» **Stated exercise**: Repeat the listing that follows, character for character, minus the pictures.

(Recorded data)

** START **

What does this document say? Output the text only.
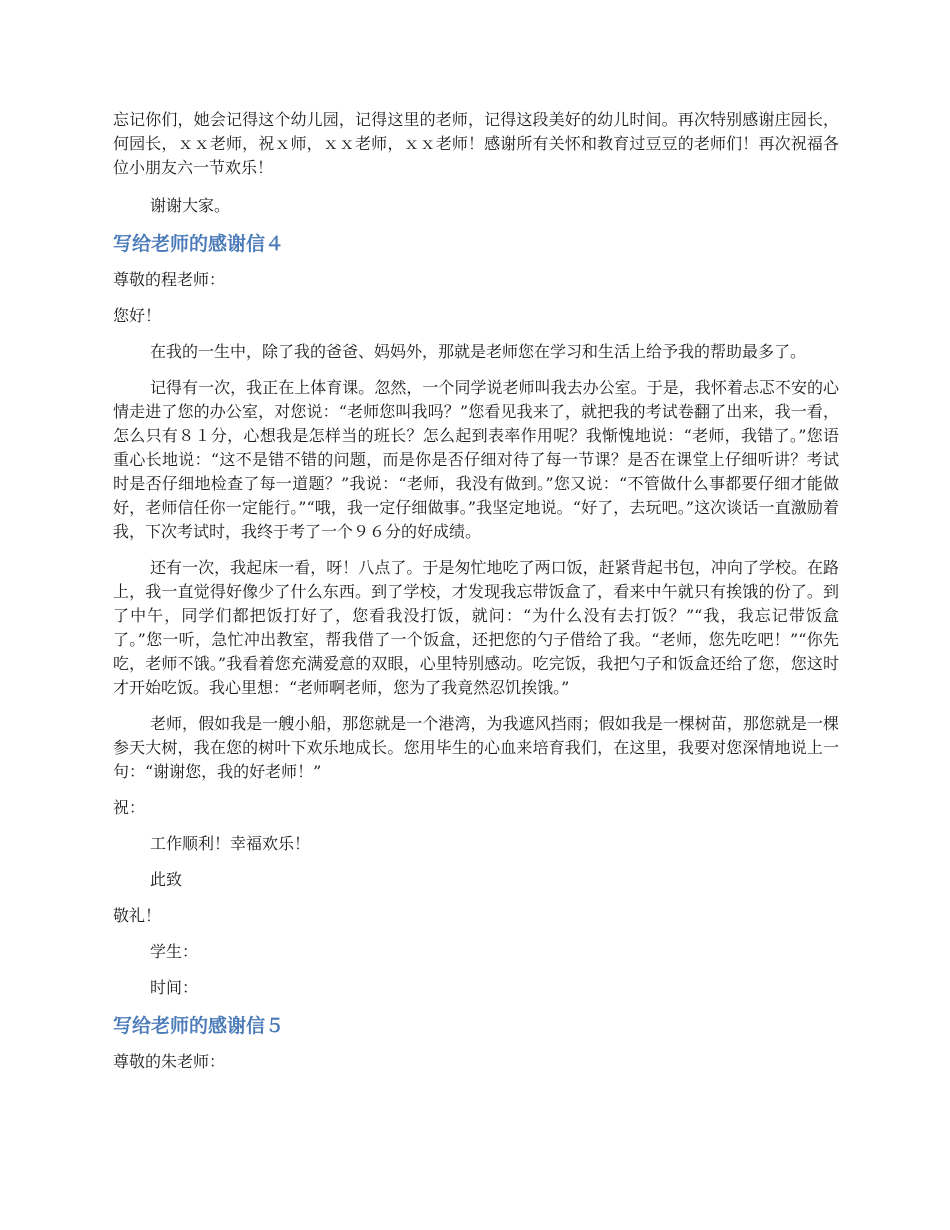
忘记你们，她会记得这个幼儿园，记得这里的老师，记得这段美好的幼儿时间。再次特别感谢庄园长，何园长，ｘｘ老师，祝ｘ师，ｘｘ老师，ｘｘ老师！感谢所有关怀和教育过豆豆的老师们！再次祝福各位小朋友六一节欢乐！

谢谢大家。

写给老师的感谢信４

尊敬的程老师：

您好！

在我的一生中，除了我的爸爸、妈妈外，那就是老师您在学习和生活上给予我的帮助最多了。

记得有一次，我正在上体育课。忽然，一个同学说老师叫我去办公室。于是，我怀着忐忑不安的心情走进了您的办公室，对您说：“老师您叫我吗？”您看见我来了，就把我的考试卷翻了出来，我一看，怎么只有８１分，心想我是怎样当的班长？怎么起到表率作用呢？我惭愧地说：“老师，我错了。”您语重心长地说：“这不是错不错的问题，而是你是否仔细对待了每一节课？是否在课堂上仔细听讲？考试时是否仔细地检查了每一道题？”我说：“老师，我没有做到。”您又说：“不管做什么事都要仔细才能做好，老师信任你一定能行。”“哦，我一定仔细做事。”我坚定地说。“好了，去玩吧。”这次谈话一直激励着我，下次考试时，我终于考了一个９６分的好成绩。

还有一次，我起床一看，呀！八点了。于是匆忙地吃了两口饭，赶紧背起书包，冲向了学校。在路上，我一直觉得好像少了什么东西。到了学校，才发现我忘带饭盒了，看来中午就只有挨饿的份了。到了中午，同学们都把饭打好了，您看我没打饭，就问：“为什么没有去打饭？”“我，我忘记带饭盒了。”您一听，急忙冲出教室，帮我借了一个饭盒，还把您的勺子借给了我。“老师，您先吃吧！”“你先吃，老师不饿。”我看着您充满爱意的双眼，心里特别感动。吃完饭，我把勺子和饭盒还给了您，您这时才开始吃饭。我心里想：“老师啊老师，您为了我竟然忍饥挨饿。”

老师，假如我是一艘小船，那您就是一个港湾，为我遮风挡雨；假如我是一棵树苗，那您就是一棵参天大树，我在您的树叶下欢乐地成长。您用毕生的心血来培育我们，在这里，我要对您深情地说上一句：“谢谢您，我的好老师！”

祝：

工作顺利！幸福欢乐！

此致

敬礼！

学生：

时间：

写给老师的感谢信５

尊敬的朱老师：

** END **

» **Response**:
What does this document say? Output the text only.
忘记你们，她会记得这个幼儿园，记得这里的老师，记得这段美好的幼儿时间。再次特别感谢庄园长，何园长，ｘｘ老师，祝ｘ师，ｘｘ老师，ｘｘ老师！感谢所有关怀和教育过豆豆的老师们！再次祝福各位小朋友六一节欢乐！

谢谢大家。

写给老师的感谢信４

尊敬的程老师：

您好！

在我的一生中，除了我的爸爸、妈妈外，那就是老师您在学习和生活上给予我的帮助最多了。

记得有一次，我正在上体育课。忽然，一个同学说老师叫我去办公室。于是，我怀着忐忑不安的心情走进了您的办公室，对您说：“老师您叫我吗？”您看见我来了，就把我的考试卷翻了出来，我一看，怎么只有８１分，心想我是怎样当的班长？怎么起到表率作用呢？我惭愧地说：“老师，我错了。”您语重心长地说：“这不是错不错的问题，而是你是否仔细对待了每一节课？是否在课堂上仔细听讲？考试时是否仔细地检查了每一道题？”我说：“老师，我没有做到。”您又说：“不管做什么事都要仔细才能做好，老师信任你一定能行。”“哦，我一定仔细做事。”我坚定地说。“好了，去玩吧。”这次谈话一直激励着我，下次考试时，我终于考了一个９６分的好成绩。

还有一次，我起床一看，呀！八点了。于是匆忙地吃了两口饭，赶紧背起书包，冲向了学校。在路上，我一直觉得好像少了什么东西。到了学校，才发现我忘带饭盒了，看来中午就只有挨饿的份了。到了中午，同学们都把饭打好了，您看我没打饭，就问：“为什么没有去打饭？”“我，我忘记带饭盒了。”您一听，急忙冲出教室，帮我借了一个饭盒，还把您的勺子借给了我。“老师，您先吃吧！”“你先吃，老师不饿。”我看着您充满爱意的双眼，心里特别感动。吃完饭，我把勺子和饭盒还给了您，您这时才开始吃饭。我心里想：“老师啊老师，您为了我竟然忍饥挨饿。”

老师，假如我是一艘小船，那您就是一个港湾，为我遮风挡雨；假如我是一棵树苗，那您就是一棵参天大树，我在您的树叶下欢乐地成长。您用毕生的心血来培育我们，在这里，我要对您深情地说上一句：“谢谢您，我的好老师！”

祝：

工作顺利！幸福欢乐！

此致

敬礼！

学生：

时间：

写给老师的感谢信５

尊敬的朱老师：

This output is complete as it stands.